───── Record excerpts ─────

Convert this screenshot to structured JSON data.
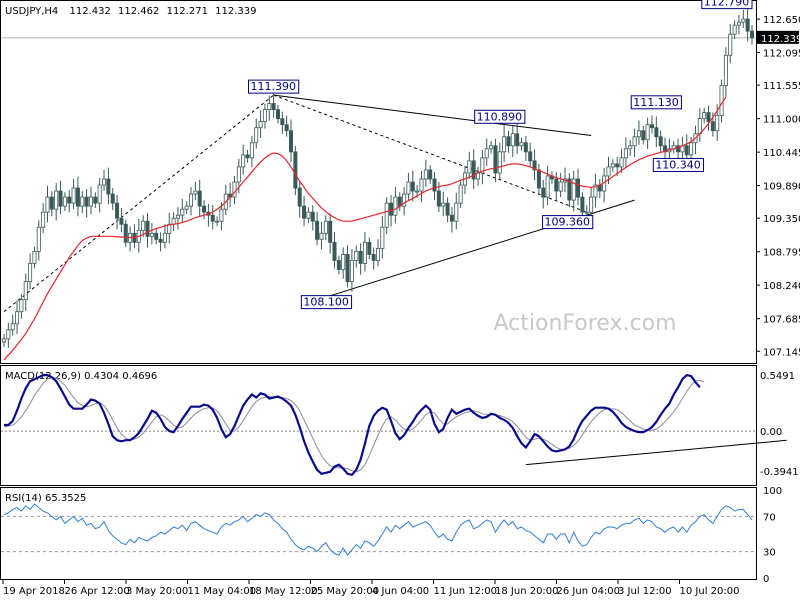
{
  "chart_data": [
    {
      "type": "candlestick",
      "title": "USDJPY,H4",
      "ohlc": [
        "112.432",
        "112.462",
        "112.271",
        "112.339"
      ],
      "current_price": "112.339",
      "watermark": "ActionForex.com",
      "ylim": [
        107.0,
        112.9
      ],
      "y_ticks": [
        "112.650",
        "112.095",
        "111.555",
        "111.000",
        "110.445",
        "109.890",
        "109.350",
        "108.795",
        "108.240",
        "107.685",
        "107.145"
      ],
      "y_tick_values": [
        112.65,
        112.095,
        111.555,
        111.0,
        110.445,
        109.89,
        109.35,
        108.795,
        108.24,
        107.685,
        107.145
      ],
      "x_ticks": [
        "19 Apr 2018",
        "26 Apr 12:00",
        "3 May 20:00",
        "11 May 04:00",
        "18 May 12:00",
        "25 May 20:00",
        "4 Jun 04:00",
        "11 Jun 12:00",
        "18 Jun 20:00",
        "26 Jun 04:00",
        "3 Jul 12:00",
        "10 Jul 20:00"
      ],
      "annotations": [
        {
          "label": "111.390",
          "value": 111.39,
          "bar": 62
        },
        {
          "label": "110.890",
          "value": 110.89,
          "bar": 114
        },
        {
          "label": "111.130",
          "value": 111.13,
          "bar": 150
        },
        {
          "label": "110.340",
          "value": 110.34,
          "bar": 156
        },
        {
          "label": "109.360",
          "value": 109.36,
          "bar": 134
        },
        {
          "label": "108.100",
          "value": 108.1,
          "bar": 79
        },
        {
          "label": "112.790",
          "value": 112.79,
          "bar": 171
        }
      ],
      "trendlines": [
        {
          "style": "solid",
          "points": [
            [
              62,
              111.39
            ],
            [
              135,
              110.72
            ]
          ]
        },
        {
          "style": "solid",
          "points": [
            [
              70,
              107.95
            ],
            [
              145,
              109.65
            ]
          ]
        },
        {
          "style": "dashed",
          "points": [
            [
              0,
              107.8
            ],
            [
              62,
              111.39
            ]
          ]
        },
        {
          "style": "dashed",
          "points": [
            [
              62,
              111.39
            ],
            [
              134,
              109.45
            ]
          ]
        }
      ],
      "series": [
        {
          "name": "",
          "kind": "close",
          "values": [
            107.35,
            107.5,
            107.6,
            107.8,
            108.0,
            108.3,
            108.6,
            108.8,
            109.2,
            109.45,
            109.7,
            109.5,
            109.8,
            109.55,
            109.7,
            109.6,
            109.85,
            109.55,
            109.7,
            109.55,
            109.7,
            109.6,
            109.9,
            110.0,
            109.75,
            109.6,
            109.35,
            109.25,
            108.95,
            109.1,
            108.95,
            109.15,
            109.3,
            109.05,
            109.1,
            109.0,
            108.95,
            109.1,
            109.25,
            109.35,
            109.4,
            109.5,
            109.55,
            109.75,
            109.8,
            109.55,
            109.45,
            109.4,
            109.3,
            109.3,
            109.5,
            109.75,
            109.7,
            109.95,
            110.2,
            110.4,
            110.35,
            110.6,
            110.85,
            110.95,
            111.15,
            111.25,
            111.15,
            111.0,
            110.9,
            110.8,
            110.45,
            109.85,
            109.55,
            109.35,
            109.45,
            109.3,
            109.0,
            109.1,
            109.3,
            108.95,
            108.65,
            108.5,
            108.75,
            108.3,
            108.65,
            108.8,
            108.6,
            108.95,
            108.75,
            108.65,
            108.85,
            109.2,
            109.6,
            109.4,
            109.7,
            109.55,
            109.75,
            109.95,
            109.8,
            109.8,
            110.0,
            110.15,
            110.0,
            109.8,
            109.55,
            109.6,
            109.4,
            109.3,
            109.6,
            109.9,
            110.1,
            110.3,
            110.0,
            110.1,
            110.35,
            110.5,
            110.55,
            110.1,
            110.45,
            110.7,
            110.55,
            110.75,
            110.55,
            110.6,
            110.45,
            110.3,
            110.15,
            109.85,
            109.7,
            110.05,
            110.0,
            109.8,
            109.95,
            110.0,
            109.65,
            110.0,
            109.7,
            109.45,
            109.45,
            109.7,
            109.9,
            109.8,
            110.05,
            110.2,
            110.25,
            110.2,
            110.35,
            110.5,
            110.55,
            110.7,
            110.8,
            110.65,
            110.9,
            110.85,
            110.7,
            110.55,
            110.45,
            110.5,
            110.55,
            110.45,
            110.55,
            110.4,
            110.6,
            110.75,
            111.0,
            111.1,
            110.95,
            110.8,
            111.05,
            111.55,
            112.05,
            112.4,
            112.55,
            112.6,
            112.65,
            112.45,
            112.34
          ]
        },
        {
          "name": "",
          "kind": "moving_average",
          "period_bars": 55,
          "values": [
            107.0,
            107.08,
            107.16,
            107.25,
            107.34,
            107.44,
            107.56,
            107.68,
            107.82,
            107.96,
            108.1,
            108.22,
            108.34,
            108.46,
            108.58,
            108.7,
            108.8,
            108.9,
            108.98,
            109.02,
            109.05,
            109.05,
            109.05,
            109.05,
            109.05,
            109.05,
            109.04,
            109.04,
            109.03,
            109.03,
            109.03,
            109.05,
            109.08,
            109.12,
            109.15,
            109.18,
            109.2,
            109.22,
            109.24,
            109.25,
            109.26,
            109.28,
            109.3,
            109.33,
            109.36,
            109.38,
            109.4,
            109.42,
            109.45,
            109.5,
            109.55,
            109.62,
            109.7,
            109.78,
            109.86,
            109.95,
            110.03,
            110.12,
            110.2,
            110.28,
            110.35,
            110.4,
            110.43,
            110.42,
            110.38,
            110.3,
            110.2,
            110.08,
            109.96,
            109.86,
            109.76,
            109.68,
            109.6,
            109.52,
            109.46,
            109.4,
            109.36,
            109.32,
            109.3,
            109.3,
            109.3,
            109.32,
            109.34,
            109.36,
            109.38,
            109.4,
            109.42,
            109.44,
            109.46,
            109.48,
            109.5,
            109.55,
            109.6,
            109.64,
            109.68,
            109.72,
            109.76,
            109.8,
            109.83,
            109.85,
            109.87,
            109.89,
            109.9,
            109.92,
            109.95,
            109.98,
            110.0,
            110.03,
            110.06,
            110.1,
            110.13,
            110.15,
            110.17,
            110.18,
            110.2,
            110.22,
            110.24,
            110.25,
            110.25,
            110.24,
            110.22,
            110.2,
            110.17,
            110.14,
            110.11,
            110.08,
            110.05,
            110.02,
            110.0,
            109.98,
            109.96,
            109.93,
            109.9,
            109.88,
            109.87,
            109.86,
            109.87,
            109.9,
            109.94,
            109.99,
            110.04,
            110.09,
            110.14,
            110.19,
            110.24,
            110.28,
            110.32,
            110.35,
            110.38,
            110.4,
            110.42,
            110.44,
            110.46,
            110.48,
            110.5,
            110.52,
            110.55,
            110.58,
            110.62,
            110.68,
            110.75,
            110.83,
            110.92,
            111.02,
            111.13,
            111.25,
            111.36
          ]
        }
      ]
    },
    {
      "type": "line",
      "title": "MACD(12,26,9) 0.4304 0.4696",
      "ylim": [
        -0.52,
        0.62
      ],
      "y_ticks": [
        "0.5491",
        "0.00",
        "-0.3941"
      ],
      "y_tick_values": [
        0.5491,
        0.0,
        -0.3941
      ],
      "zero_line": true,
      "trendlines": [
        {
          "style": "solid",
          "points": [
            [
              120,
              -0.33
            ],
            [
              180,
              -0.09
            ]
          ]
        }
      ],
      "series": [
        {
          "name": "",
          "kind": "macd",
          "values": [
            0.06,
            0.06,
            0.1,
            0.2,
            0.32,
            0.42,
            0.49,
            0.51,
            0.53,
            0.55,
            0.55,
            0.53,
            0.49,
            0.42,
            0.34,
            0.26,
            0.22,
            0.22,
            0.22,
            0.26,
            0.31,
            0.3,
            0.27,
            0.18,
            0.07,
            -0.05,
            -0.09,
            -0.1,
            -0.09,
            -0.09,
            -0.06,
            -0.02,
            0.05,
            0.12,
            0.2,
            0.18,
            0.12,
            0.04,
            0.0,
            -0.01,
            0.05,
            0.12,
            0.18,
            0.24,
            0.24,
            0.24,
            0.26,
            0.25,
            0.21,
            0.13,
            0.02,
            -0.06,
            -0.03,
            0.05,
            0.15,
            0.25,
            0.31,
            0.36,
            0.33,
            0.37,
            0.36,
            0.32,
            0.33,
            0.34,
            0.32,
            0.29,
            0.25,
            0.16,
            0.04,
            -0.1,
            -0.21,
            -0.3,
            -0.38,
            -0.42,
            -0.41,
            -0.4,
            -0.35,
            -0.33,
            -0.37,
            -0.42,
            -0.43,
            -0.38,
            -0.28,
            -0.12,
            0.05,
            0.15,
            0.2,
            0.23,
            0.21,
            0.1,
            -0.02,
            -0.08,
            -0.04,
            0.03,
            0.09,
            0.16,
            0.21,
            0.25,
            0.21,
            0.07,
            -0.01,
            0.02,
            0.13,
            0.21,
            0.17,
            0.19,
            0.21,
            0.22,
            0.18,
            0.15,
            0.13,
            0.14,
            0.17,
            0.16,
            0.13,
            0.11,
            0.08,
            0.03,
            -0.05,
            -0.12,
            -0.16,
            -0.1,
            -0.03,
            -0.05,
            -0.1,
            -0.15,
            -0.19,
            -0.2,
            -0.19,
            -0.18,
            -0.15,
            -0.08,
            0.02,
            0.1,
            0.15,
            0.2,
            0.23,
            0.23,
            0.23,
            0.22,
            0.19,
            0.14,
            0.08,
            0.04,
            0.02,
            0.0,
            -0.01,
            -0.01,
            0.01,
            0.04,
            0.09,
            0.16,
            0.22,
            0.27,
            0.36,
            0.43,
            0.51,
            0.55,
            0.54,
            0.48,
            0.43
          ]
        },
        {
          "name": "",
          "kind": "signal",
          "values": [
            0.04,
            0.05,
            0.06,
            0.09,
            0.14,
            0.2,
            0.27,
            0.35,
            0.41,
            0.47,
            0.51,
            0.53,
            0.52,
            0.49,
            0.45,
            0.39,
            0.33,
            0.28,
            0.25,
            0.24,
            0.25,
            0.27,
            0.28,
            0.25,
            0.19,
            0.11,
            0.03,
            -0.03,
            -0.07,
            -0.09,
            -0.08,
            -0.06,
            -0.02,
            0.03,
            0.09,
            0.14,
            0.16,
            0.14,
            0.1,
            0.06,
            0.03,
            0.04,
            0.08,
            0.13,
            0.17,
            0.2,
            0.22,
            0.23,
            0.23,
            0.2,
            0.14,
            0.07,
            0.01,
            0.0,
            0.04,
            0.1,
            0.17,
            0.24,
            0.29,
            0.32,
            0.33,
            0.34,
            0.33,
            0.33,
            0.33,
            0.32,
            0.3,
            0.26,
            0.2,
            0.11,
            0.02,
            -0.07,
            -0.16,
            -0.24,
            -0.3,
            -0.34,
            -0.36,
            -0.36,
            -0.36,
            -0.37,
            -0.39,
            -0.4,
            -0.38,
            -0.33,
            -0.24,
            -0.14,
            -0.04,
            0.05,
            0.12,
            0.14,
            0.11,
            0.06,
            0.02,
            0.01,
            0.02,
            0.06,
            0.11,
            0.16,
            0.19,
            0.18,
            0.12,
            0.07,
            0.07,
            0.11,
            0.14,
            0.16,
            0.18,
            0.19,
            0.2,
            0.19,
            0.17,
            0.16,
            0.16,
            0.16,
            0.15,
            0.14,
            0.12,
            0.09,
            0.05,
            -0.01,
            -0.06,
            -0.09,
            -0.08,
            -0.07,
            -0.08,
            -0.1,
            -0.13,
            -0.16,
            -0.18,
            -0.18,
            -0.17,
            -0.14,
            -0.1,
            -0.04,
            0.03,
            0.09,
            0.14,
            0.18,
            0.21,
            0.22,
            0.22,
            0.21,
            0.18,
            0.14,
            0.1,
            0.06,
            0.04,
            0.02,
            0.01,
            0.01,
            0.02,
            0.05,
            0.09,
            0.14,
            0.19,
            0.25,
            0.32,
            0.39,
            0.45,
            0.49,
            0.5,
            0.48
          ]
        }
      ]
    },
    {
      "type": "line",
      "title": "RSI(14) 65.3525",
      "ylim": [
        0,
        100
      ],
      "y_ticks": [
        "100",
        "70",
        "30",
        "0"
      ],
      "y_tick_values": [
        100,
        70,
        30,
        0
      ],
      "levels": [
        70,
        30
      ],
      "series": [
        {
          "name": "",
          "kind": "rsi",
          "values": [
            72,
            74,
            78,
            80,
            76,
            82,
            78,
            84,
            80,
            76,
            74,
            70,
            66,
            70,
            62,
            66,
            70,
            64,
            68,
            60,
            62,
            56,
            58,
            64,
            54,
            48,
            44,
            40,
            38,
            44,
            40,
            46,
            44,
            42,
            46,
            48,
            52,
            50,
            54,
            58,
            56,
            60,
            54,
            62,
            64,
            60,
            56,
            54,
            52,
            50,
            58,
            62,
            60,
            64,
            66,
            70,
            64,
            68,
            72,
            70,
            74,
            72,
            66,
            62,
            56,
            52,
            44,
            38,
            34,
            32,
            36,
            34,
            30,
            36,
            40,
            32,
            28,
            26,
            34,
            26,
            32,
            38,
            34,
            42,
            40,
            36,
            42,
            50,
            58,
            52,
            60,
            56,
            60,
            64,
            58,
            60,
            62,
            64,
            60,
            52,
            46,
            50,
            44,
            42,
            52,
            60,
            64,
            66,
            56,
            58,
            62,
            66,
            64,
            52,
            60,
            66,
            60,
            64,
            56,
            58,
            54,
            52,
            48,
            44,
            40,
            50,
            50,
            44,
            50,
            50,
            40,
            52,
            42,
            36,
            38,
            46,
            52,
            50,
            56,
            58,
            58,
            56,
            60,
            62,
            62,
            66,
            68,
            62,
            66,
            64,
            58,
            56,
            52,
            56,
            58,
            52,
            58,
            52,
            60,
            64,
            70,
            72,
            66,
            62,
            70,
            78,
            82,
            80,
            76,
            78,
            78,
            72,
            66
          ]
        }
      ]
    }
  ]
}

─────

**What you are asked to do:** Work out the count of lines containing the word "title", then write only that count.

**Full answer:** 3